_作業指示_.
1) 本文の内容を二文で要約してください。
2) 本文のうち、「どんな仕事もスポーツも勝って」を含む語句で始まり「がその経験をもとに語ります。」で終わる部分を、一字も変えずに書き写してください。

### 本文抜粋 ###

(写真提供:Photo AC)
どんな仕事もスポーツも勝って成果を上げるためには、妥協せず自分を追い込むほどの厳しさが欠かせません。一方でハラスメントを恐れるあまり、「ぶれなさ」「必死さ」を次の世代にうまく伝えられないリーダーが増えているのではないでしょうか。国内外の経営者が師事する「心身統一合氣道会」会長藤平信一氏のもとにも、指導者の悩みが多く寄せられています。厳しさとハラスメントの根本的な違いは何なのか?多くのリーダーを見てきた藤平氏がその経験をもとに語ります。

相手に争う心を起こさせない

私は心身統一合氣道という武道を国内外で指導しています。

心身統一合氣道は「武道」ですが、「格闘技」ではありません。何が違うのか? 目的が違うのです。格闘技はルールに基づき相手を倒すことを通じて、精神的にも、肉体的にも鍛えられます。これに対し、心身統一合氣道は「いかに相手と争わないか」が主な目的です。

「武道」とは「戈(ほこ、武器)を止める道」と書きます。“争わない”というのは、争いから逃げることではありません。

### 演習データ ###

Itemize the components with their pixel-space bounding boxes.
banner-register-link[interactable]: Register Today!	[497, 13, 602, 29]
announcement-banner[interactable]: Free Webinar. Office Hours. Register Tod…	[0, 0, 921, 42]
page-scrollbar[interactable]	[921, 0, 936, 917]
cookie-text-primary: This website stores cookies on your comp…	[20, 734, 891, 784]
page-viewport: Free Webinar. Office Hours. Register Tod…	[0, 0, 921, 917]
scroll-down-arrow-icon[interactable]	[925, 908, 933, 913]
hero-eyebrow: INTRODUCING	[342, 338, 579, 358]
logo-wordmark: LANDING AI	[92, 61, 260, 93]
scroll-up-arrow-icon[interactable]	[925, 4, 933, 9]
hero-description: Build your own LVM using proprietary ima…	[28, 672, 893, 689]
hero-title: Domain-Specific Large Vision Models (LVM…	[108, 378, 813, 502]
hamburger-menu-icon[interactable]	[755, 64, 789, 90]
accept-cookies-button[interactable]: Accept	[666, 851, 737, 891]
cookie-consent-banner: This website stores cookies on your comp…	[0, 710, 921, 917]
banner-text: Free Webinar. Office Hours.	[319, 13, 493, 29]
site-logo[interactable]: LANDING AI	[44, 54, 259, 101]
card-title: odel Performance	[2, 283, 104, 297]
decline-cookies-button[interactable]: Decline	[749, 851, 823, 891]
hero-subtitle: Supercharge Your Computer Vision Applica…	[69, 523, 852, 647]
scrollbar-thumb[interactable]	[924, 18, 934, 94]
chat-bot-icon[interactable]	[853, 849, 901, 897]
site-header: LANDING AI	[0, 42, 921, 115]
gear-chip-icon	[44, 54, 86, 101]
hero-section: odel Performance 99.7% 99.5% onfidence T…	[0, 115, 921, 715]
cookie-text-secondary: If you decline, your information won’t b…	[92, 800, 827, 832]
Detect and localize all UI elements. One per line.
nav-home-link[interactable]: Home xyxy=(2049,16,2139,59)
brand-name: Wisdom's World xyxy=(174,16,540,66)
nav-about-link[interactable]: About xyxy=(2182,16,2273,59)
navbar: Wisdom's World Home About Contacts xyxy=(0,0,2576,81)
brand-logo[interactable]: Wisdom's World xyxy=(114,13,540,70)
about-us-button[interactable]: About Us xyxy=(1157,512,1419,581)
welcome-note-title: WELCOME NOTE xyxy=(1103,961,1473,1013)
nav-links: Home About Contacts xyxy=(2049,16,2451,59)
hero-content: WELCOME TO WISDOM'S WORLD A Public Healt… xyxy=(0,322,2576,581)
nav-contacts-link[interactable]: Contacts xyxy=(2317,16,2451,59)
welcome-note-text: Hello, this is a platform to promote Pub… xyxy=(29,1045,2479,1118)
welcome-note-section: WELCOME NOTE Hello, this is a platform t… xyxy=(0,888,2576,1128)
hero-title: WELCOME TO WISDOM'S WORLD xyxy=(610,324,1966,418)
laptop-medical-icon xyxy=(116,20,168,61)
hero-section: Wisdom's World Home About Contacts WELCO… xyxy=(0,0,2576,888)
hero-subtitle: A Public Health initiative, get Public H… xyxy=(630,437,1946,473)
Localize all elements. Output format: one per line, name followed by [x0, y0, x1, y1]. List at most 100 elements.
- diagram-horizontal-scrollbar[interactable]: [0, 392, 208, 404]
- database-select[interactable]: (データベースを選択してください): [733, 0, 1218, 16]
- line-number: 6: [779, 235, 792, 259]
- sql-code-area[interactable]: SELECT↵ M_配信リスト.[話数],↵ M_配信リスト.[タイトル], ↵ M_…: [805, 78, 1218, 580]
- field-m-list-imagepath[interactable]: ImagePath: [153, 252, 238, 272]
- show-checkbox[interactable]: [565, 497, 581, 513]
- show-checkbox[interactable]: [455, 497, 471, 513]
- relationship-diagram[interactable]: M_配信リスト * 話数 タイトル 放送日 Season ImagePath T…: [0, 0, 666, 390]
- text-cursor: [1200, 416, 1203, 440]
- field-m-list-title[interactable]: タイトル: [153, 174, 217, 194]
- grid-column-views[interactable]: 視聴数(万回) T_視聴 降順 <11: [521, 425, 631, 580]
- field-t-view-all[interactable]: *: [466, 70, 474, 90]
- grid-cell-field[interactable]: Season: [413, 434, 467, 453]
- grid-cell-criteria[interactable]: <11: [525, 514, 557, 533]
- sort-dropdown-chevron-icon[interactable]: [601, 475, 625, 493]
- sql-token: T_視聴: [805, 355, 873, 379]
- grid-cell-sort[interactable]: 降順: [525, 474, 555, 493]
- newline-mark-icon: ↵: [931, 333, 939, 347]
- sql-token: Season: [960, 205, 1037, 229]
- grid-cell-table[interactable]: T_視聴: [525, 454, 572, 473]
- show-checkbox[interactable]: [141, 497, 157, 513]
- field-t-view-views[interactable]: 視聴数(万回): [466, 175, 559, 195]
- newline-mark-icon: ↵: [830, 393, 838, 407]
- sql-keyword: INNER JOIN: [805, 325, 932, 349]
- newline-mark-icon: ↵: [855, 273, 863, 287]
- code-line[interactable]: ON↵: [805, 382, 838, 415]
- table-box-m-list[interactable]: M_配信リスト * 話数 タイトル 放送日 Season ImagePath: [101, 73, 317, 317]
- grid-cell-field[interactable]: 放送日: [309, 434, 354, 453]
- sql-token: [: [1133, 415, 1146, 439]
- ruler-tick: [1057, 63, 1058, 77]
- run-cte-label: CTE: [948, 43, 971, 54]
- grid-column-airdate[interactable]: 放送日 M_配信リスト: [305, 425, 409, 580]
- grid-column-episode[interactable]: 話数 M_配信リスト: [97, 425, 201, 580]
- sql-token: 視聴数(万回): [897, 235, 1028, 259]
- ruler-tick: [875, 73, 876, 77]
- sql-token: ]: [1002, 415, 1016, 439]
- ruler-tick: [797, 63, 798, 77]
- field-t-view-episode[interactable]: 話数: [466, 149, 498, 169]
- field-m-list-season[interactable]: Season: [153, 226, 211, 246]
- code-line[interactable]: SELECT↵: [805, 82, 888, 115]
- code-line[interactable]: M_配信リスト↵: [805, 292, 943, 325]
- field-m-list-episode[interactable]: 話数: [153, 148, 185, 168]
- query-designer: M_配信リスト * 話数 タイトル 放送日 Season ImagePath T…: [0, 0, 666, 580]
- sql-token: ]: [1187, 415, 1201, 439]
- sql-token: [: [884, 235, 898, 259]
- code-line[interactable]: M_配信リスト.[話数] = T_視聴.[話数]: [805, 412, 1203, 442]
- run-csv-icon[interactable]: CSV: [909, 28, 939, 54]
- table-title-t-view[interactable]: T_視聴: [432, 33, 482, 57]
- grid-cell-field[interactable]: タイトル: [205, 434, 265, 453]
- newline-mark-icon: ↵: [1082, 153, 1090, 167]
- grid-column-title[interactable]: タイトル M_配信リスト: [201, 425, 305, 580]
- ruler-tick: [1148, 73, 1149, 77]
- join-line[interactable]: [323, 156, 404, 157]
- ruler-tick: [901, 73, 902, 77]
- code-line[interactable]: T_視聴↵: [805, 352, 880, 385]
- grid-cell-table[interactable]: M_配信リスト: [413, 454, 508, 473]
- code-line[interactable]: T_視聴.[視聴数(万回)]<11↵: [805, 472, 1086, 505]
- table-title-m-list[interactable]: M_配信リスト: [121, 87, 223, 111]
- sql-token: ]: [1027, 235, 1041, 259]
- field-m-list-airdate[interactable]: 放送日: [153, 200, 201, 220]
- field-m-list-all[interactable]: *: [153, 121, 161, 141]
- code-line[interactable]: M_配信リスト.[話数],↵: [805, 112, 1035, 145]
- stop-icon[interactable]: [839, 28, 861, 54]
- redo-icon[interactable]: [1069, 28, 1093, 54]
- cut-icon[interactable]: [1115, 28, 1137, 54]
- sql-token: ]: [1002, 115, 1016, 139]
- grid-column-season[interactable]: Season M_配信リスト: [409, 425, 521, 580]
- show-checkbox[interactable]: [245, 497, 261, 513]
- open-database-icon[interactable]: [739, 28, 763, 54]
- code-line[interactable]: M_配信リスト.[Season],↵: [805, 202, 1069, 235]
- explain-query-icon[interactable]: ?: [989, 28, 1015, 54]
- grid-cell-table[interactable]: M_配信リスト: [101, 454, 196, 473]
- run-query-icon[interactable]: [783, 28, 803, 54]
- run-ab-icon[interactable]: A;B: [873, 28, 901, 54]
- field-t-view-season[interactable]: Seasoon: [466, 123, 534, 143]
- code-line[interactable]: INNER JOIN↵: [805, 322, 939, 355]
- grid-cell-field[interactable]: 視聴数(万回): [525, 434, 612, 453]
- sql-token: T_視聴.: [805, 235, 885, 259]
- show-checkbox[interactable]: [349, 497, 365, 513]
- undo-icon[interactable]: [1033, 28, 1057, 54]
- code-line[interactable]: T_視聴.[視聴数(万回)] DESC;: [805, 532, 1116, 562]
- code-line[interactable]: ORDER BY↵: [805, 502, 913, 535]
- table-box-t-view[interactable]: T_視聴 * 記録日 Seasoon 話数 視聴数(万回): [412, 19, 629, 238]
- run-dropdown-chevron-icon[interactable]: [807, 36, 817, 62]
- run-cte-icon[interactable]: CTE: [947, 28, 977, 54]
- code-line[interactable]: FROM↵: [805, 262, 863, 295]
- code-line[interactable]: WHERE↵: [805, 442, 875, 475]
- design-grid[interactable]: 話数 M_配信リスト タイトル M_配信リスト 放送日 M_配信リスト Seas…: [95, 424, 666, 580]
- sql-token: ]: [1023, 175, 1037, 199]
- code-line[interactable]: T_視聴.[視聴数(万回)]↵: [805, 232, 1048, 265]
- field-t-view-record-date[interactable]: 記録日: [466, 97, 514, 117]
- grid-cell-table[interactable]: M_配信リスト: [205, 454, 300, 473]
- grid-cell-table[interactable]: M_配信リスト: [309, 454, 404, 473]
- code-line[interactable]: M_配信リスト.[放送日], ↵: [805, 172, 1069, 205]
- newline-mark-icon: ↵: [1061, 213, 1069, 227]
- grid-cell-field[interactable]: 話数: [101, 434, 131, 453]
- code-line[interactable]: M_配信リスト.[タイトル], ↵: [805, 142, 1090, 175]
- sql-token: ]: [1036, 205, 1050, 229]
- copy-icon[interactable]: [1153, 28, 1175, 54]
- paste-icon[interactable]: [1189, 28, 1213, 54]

###

_設問別解答_.
1) 成果を上げるには妥協しない厳しさが欠かせない一方で、ハラスメントを恐れて「ぶれなさ」「必死さ」を次の世代にうまく伝えられないリーダーが増えているのではないかという問題が提起されています。心身統一合氣道は格闘技とは目的が異なり、「いかに相手と争わないか」を主な目的とする武道であって、“争わない”とは争いから逃げることではないと述べられています。

2)
どんな仕事もスポーツも勝って成果を上げるためには、妥協せず自分を追い込むほどの厳しさが欠かせません。一方でハラスメントを恐れるあまり、「ぶれなさ」「必死さ」を次の世代にうまく伝えられないリーダーが増えているのではないでしょうか。国内外の経営者が師事する「心身統一合氣道会」会長藤平信一氏のもとにも、指導者の悩みが多く寄せられています。厳しさとハラスメントの根本的な違いは何なのか?多くのリーダーを見てきた藤平氏がその経験をもとに語ります。